**WHAT NEEDS TO BE DONE:** The data below should be printed in full, exactly, and without any of its images.

-- Begin TASK MATERIAL --

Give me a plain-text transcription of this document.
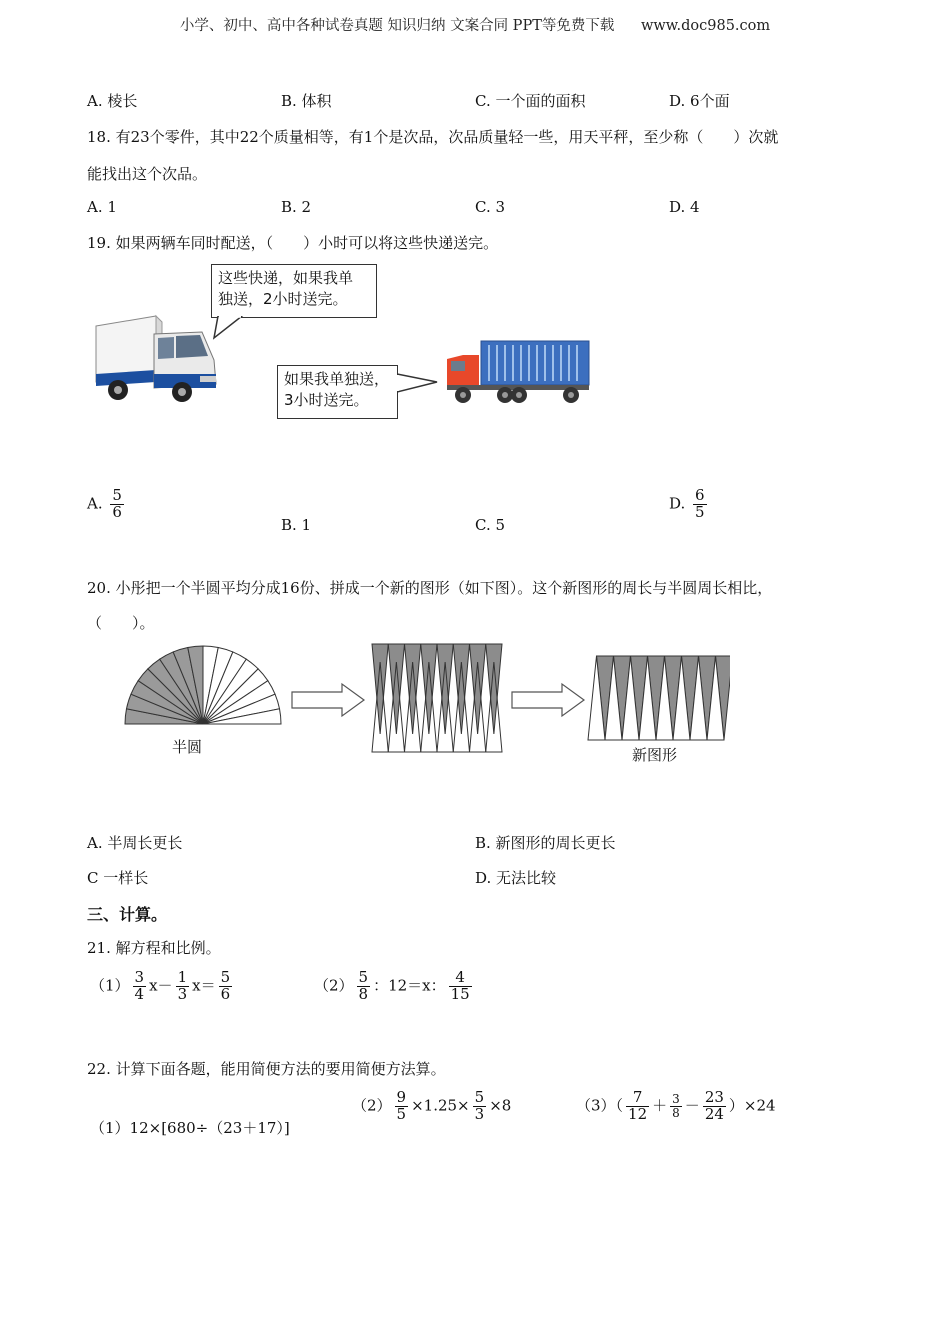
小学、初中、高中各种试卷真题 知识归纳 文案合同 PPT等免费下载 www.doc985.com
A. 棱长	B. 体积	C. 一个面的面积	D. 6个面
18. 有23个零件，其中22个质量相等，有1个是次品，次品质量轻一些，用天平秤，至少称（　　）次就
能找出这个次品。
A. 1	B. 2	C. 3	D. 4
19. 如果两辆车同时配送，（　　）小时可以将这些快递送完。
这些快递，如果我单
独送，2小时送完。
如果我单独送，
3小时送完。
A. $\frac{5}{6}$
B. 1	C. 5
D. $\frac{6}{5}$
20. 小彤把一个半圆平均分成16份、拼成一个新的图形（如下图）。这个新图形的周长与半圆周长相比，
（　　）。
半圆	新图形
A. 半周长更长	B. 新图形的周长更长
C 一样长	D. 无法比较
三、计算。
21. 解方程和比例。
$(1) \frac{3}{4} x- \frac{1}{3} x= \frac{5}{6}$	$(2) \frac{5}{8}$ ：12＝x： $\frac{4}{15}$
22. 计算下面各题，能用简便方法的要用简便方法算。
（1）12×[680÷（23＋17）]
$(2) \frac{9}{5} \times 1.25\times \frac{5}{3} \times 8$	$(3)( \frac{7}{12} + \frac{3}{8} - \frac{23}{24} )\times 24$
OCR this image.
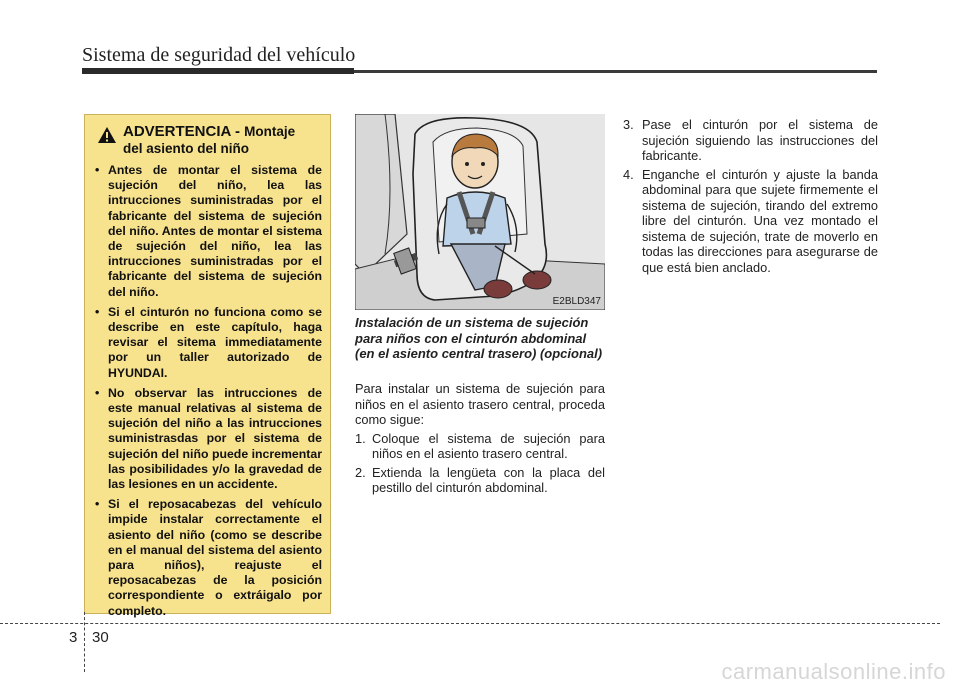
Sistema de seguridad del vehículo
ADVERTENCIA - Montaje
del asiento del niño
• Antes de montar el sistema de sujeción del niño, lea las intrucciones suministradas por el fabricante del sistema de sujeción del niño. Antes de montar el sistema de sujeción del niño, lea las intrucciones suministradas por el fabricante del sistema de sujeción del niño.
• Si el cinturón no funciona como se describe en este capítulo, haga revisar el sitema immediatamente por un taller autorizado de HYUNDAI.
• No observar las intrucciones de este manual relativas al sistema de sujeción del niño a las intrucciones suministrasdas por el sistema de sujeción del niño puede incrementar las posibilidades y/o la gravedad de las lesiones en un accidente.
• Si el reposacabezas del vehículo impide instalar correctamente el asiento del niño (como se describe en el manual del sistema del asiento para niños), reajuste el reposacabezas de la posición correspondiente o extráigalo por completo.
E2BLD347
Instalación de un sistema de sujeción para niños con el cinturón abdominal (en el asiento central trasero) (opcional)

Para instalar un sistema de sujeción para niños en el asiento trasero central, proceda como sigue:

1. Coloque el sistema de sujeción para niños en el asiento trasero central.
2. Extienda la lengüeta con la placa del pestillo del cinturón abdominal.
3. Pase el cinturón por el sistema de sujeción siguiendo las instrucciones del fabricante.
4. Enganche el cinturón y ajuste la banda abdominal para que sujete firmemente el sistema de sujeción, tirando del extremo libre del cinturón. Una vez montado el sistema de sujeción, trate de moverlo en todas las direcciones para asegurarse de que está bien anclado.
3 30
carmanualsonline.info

-- End TASK MATERIAL --

**RESULT BELOW:**
Give me a plain-text transcription of this document.
小学、初中、高中各种试卷真题 知识归纳 文案合同 PPT等免费下载 www.doc985.com
A. 棱长	B. 体积	C. 一个面的面积	D. 6个面
18. 有23个零件，其中22个质量相等，有1个是次品，次品质量轻一些，用天平秤，至少称（　　）次就
能找出这个次品。
A. 1	B. 2	C. 3	D. 4
19. 如果两辆车同时配送，（　　）小时可以将这些快递送完。
这些快递，如果我单
独送，2小时送完。
如果我单独送，
3小时送完。
A. $\frac{5}{6}$
B. 1	C. 5
D. $\frac{6}{5}$
20. 小彤把一个半圆平均分成16份、拼成一个新的图形（如下图）。这个新图形的周长与半圆周长相比，
（　　）。
半圆	新图形
A. 半周长更长	B. 新图形的周长更长
C 一样长	D. 无法比较
三、计算。
21. 解方程和比例。
$(1) \frac{3}{4} x- \frac{1}{3} x= \frac{5}{6}$	$(2) \frac{5}{8}$ ：12＝x： $\frac{4}{15}$
22. 计算下面各题，能用简便方法的要用简便方法算。
（1）12×[680÷（23＋17）]
$(2) \frac{9}{5} \times 1.25\times \frac{5}{3} \times 8$	$(3)( \frac{7}{12} + \frac{3}{8} - \frac{23}{24} )\times 24$
OCR this image.
Sistema de seguridad del vehículo
ADVERTENCIA - Montaje
del asiento del niño
• Antes de montar el sistema de sujeción del niño, lea las intrucciones suministradas por el fabricante del sistema de sujeción del niño. Antes de montar el sistema de sujeción del niño, lea las intrucciones suministradas por el fabricante del sistema de sujeción del niño.
• Si el cinturón no funciona como se describe en este capítulo, haga revisar el sitema immediatamente por un taller autorizado de HYUNDAI.
• No observar las intrucciones de este manual relativas al sistema de sujeción del niño a las intrucciones suministrasdas por el sistema de sujeción del niño puede incrementar las posibilidades y/o la gravedad de las lesiones en un accidente.
• Si el reposacabezas del vehículo impide instalar correctamente el asiento del niño (como se describe en el manual del sistema del asiento para niños), reajuste el reposacabezas de la posición correspondiente o extráigalo por completo.
E2BLD347
Instalación de un sistema de sujeción para niños con el cinturón abdominal (en el asiento central trasero) (opcional)

Para instalar un sistema de sujeción para niños en el asiento trasero central, proceda como sigue:

1. Coloque el sistema de sujeción para niños en el asiento trasero central.
2. Extienda la lengüeta con la placa del pestillo del cinturón abdominal.
3. Pase el cinturón por el sistema de sujeción siguiendo las instrucciones del fabricante.
4. Enganche el cinturón y ajuste la banda abdominal para que sujete firmemente el sistema de sujeción, tirando del extremo libre del cinturón. Una vez montado el sistema de sujeción, trate de moverlo en todas las direcciones para asegurarse de que está bien anclado.
3 30
carmanualsonline.info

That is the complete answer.